### Data to use
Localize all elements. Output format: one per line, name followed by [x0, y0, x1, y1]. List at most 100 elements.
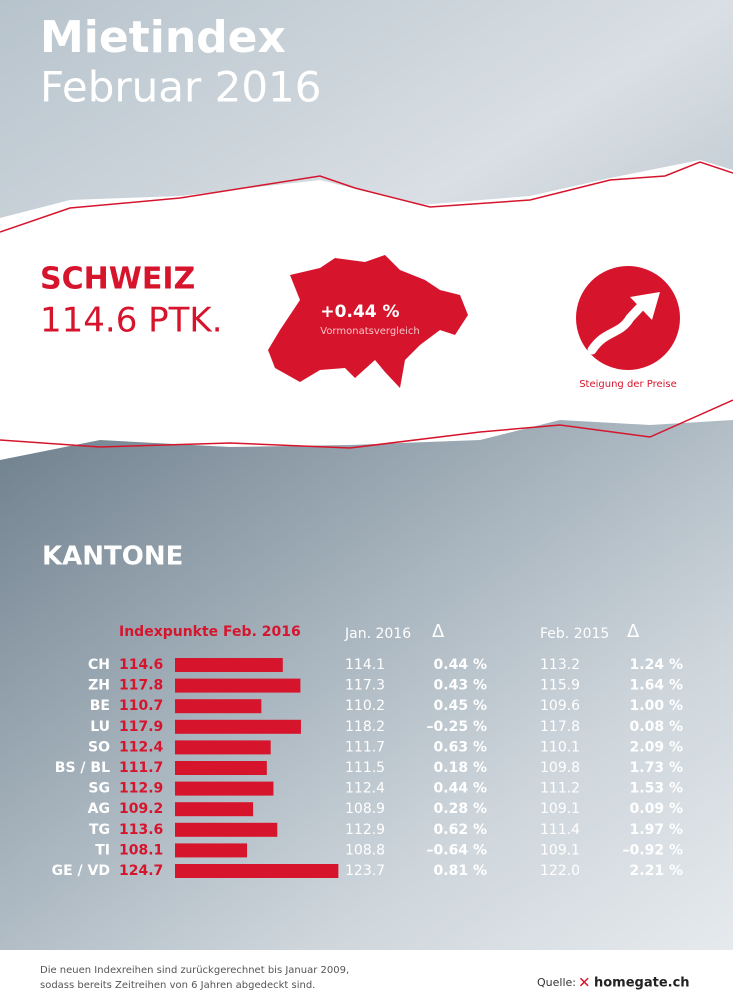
switzerland-map: [268, 255, 468, 388]
trend-arrowhead: [630, 292, 660, 320]
region-value: 114.6 PTK.: [40, 301, 223, 341]
column-header: Feb. 2015: [540, 626, 609, 642]
footer-note: sodass bereits Zeitreihen von 6 Jahren a…: [40, 980, 315, 991]
feb15-value: 117.8: [540, 719, 580, 735]
index-bar: [175, 864, 339, 878]
jan-value: 111.7: [345, 739, 385, 755]
canton-code: BE: [90, 698, 110, 714]
index-value: 114.6: [119, 657, 163, 673]
red-line-bottom: [0, 399, 733, 449]
feb15-change: 1.64 %: [630, 678, 683, 694]
brand-mark: ✕: [578, 974, 591, 992]
change-label: Vormonatsvergleich: [320, 326, 419, 337]
jan-change: 0.28 %: [434, 801, 487, 817]
change: +0.44 %: [320, 302, 399, 322]
jan-change: 0.63 %: [434, 739, 487, 755]
column-header: Indexpunkte Feb. 2016: [119, 624, 301, 640]
jan-value: 114.1: [345, 657, 385, 673]
feb15-change: 1.73 %: [630, 760, 683, 776]
jan-change: 0.44 %: [434, 657, 487, 673]
jan-value: 123.7: [345, 863, 385, 879]
feb15-change: 2.21 %: [630, 863, 683, 879]
table-rows: CH 114.6 114.1 0.44 % 113.2 1.24 % ZH 117.8 117.…: [52, 657, 683, 879]
index-value: 112.4: [119, 739, 164, 755]
index-value: 108.1: [119, 842, 163, 858]
subtitle: Februar 2016: [40, 63, 322, 112]
feb15-change: 2.09 %: [630, 739, 683, 755]
jan-change: 0.18 %: [434, 760, 487, 776]
jan-change: 0.43 %: [434, 678, 487, 694]
region: SCHWEIZ: [40, 262, 195, 297]
jan-change: 0.45 %: [434, 698, 487, 714]
red-line-top: [0, 161, 733, 233]
index-bar: [175, 822, 278, 837]
bottom-background: [0, 420, 733, 950]
feb15-value: 109.1: [540, 842, 580, 858]
canton-code: CH: [88, 657, 110, 673]
feb15-value: 110.1: [540, 739, 580, 755]
index-bar: [175, 761, 267, 775]
jan-value: 108.8: [345, 842, 385, 858]
column-header: Jan. 2016: [344, 626, 411, 642]
section-title: KANTONE: [42, 542, 183, 572]
index-value: 111.7: [119, 760, 163, 776]
feb15-value: 109.8: [540, 760, 580, 776]
feb15-value: 122.0: [540, 863, 580, 879]
canton-code: TI: [95, 842, 110, 858]
jan-value: 112.4: [345, 781, 385, 797]
index-bar: [175, 802, 254, 817]
index-bar: [175, 658, 283, 672]
index-bar: [175, 781, 274, 796]
feb15-change: 1.97 %: [630, 822, 683, 838]
feb15-value: 109.6: [540, 698, 580, 714]
feb15-change: 1.53 %: [630, 781, 683, 797]
canton-code: AG: [88, 801, 110, 817]
jan-value: 111.5: [345, 760, 385, 776]
delta-symbol: Δ: [432, 621, 445, 642]
title: Mietindex: [40, 12, 286, 63]
feb15-change: 0.09 %: [630, 801, 683, 817]
canton-code: LU: [90, 719, 110, 735]
jan-change: –0.25 %: [427, 719, 487, 735]
index-value: 109.2: [119, 801, 163, 817]
canton-code: TG: [89, 822, 110, 838]
index-value: 110.7: [119, 698, 163, 714]
canton-code: SO: [88, 739, 110, 755]
feb15-change: –0.92 %: [623, 842, 683, 858]
feb15-value: 109.1: [540, 801, 580, 817]
canton-code: GE / VD: [52, 863, 110, 879]
brand: homegate.ch: [594, 976, 690, 991]
feb15-change: 1.00 %: [630, 698, 683, 714]
index-bar: [175, 719, 301, 734]
canton-code: ZH: [88, 678, 110, 694]
index-bar: [175, 699, 262, 714]
feb15-value: 115.9: [540, 678, 580, 694]
canton-code: BS / BL: [55, 760, 110, 776]
jan-value: 108.9: [345, 801, 385, 817]
feb15-change: 0.08 %: [630, 719, 683, 735]
index-bar: [175, 843, 248, 858]
trend-label: Steigung der Preise: [579, 379, 677, 390]
index-bar: [175, 740, 271, 755]
jan-value: 118.2: [345, 719, 385, 735]
index-bar: [175, 678, 301, 693]
jan-change: –0.64 %: [427, 842, 487, 858]
feb15-value: 111.4: [540, 822, 580, 838]
delta-symbol: Δ: [627, 621, 640, 642]
jan-value: 110.2: [345, 698, 385, 714]
trend-arrow: [587, 297, 650, 355]
feb15-change: 1.24 %: [630, 657, 683, 673]
index-value: 113.6: [119, 822, 163, 838]
feb15-value: 111.2: [540, 781, 580, 797]
index-value: 124.7: [119, 863, 163, 879]
index-value: 112.9: [119, 781, 163, 797]
index-value: 117.8: [119, 678, 163, 694]
jan-value: 117.3: [345, 678, 385, 694]
jan-value: 112.9: [345, 822, 385, 838]
footer-background: [0, 950, 733, 1000]
jan-change: 0.44 %: [434, 781, 487, 797]
footer-note: Die neuen Indexreihen sind zurückgerechn…: [40, 965, 349, 976]
feb15-value: 113.2: [540, 657, 580, 673]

### Challenge
Tally the lines in the material above that contain the string "canton", with case significant, and give only the number.

### Response to the task
10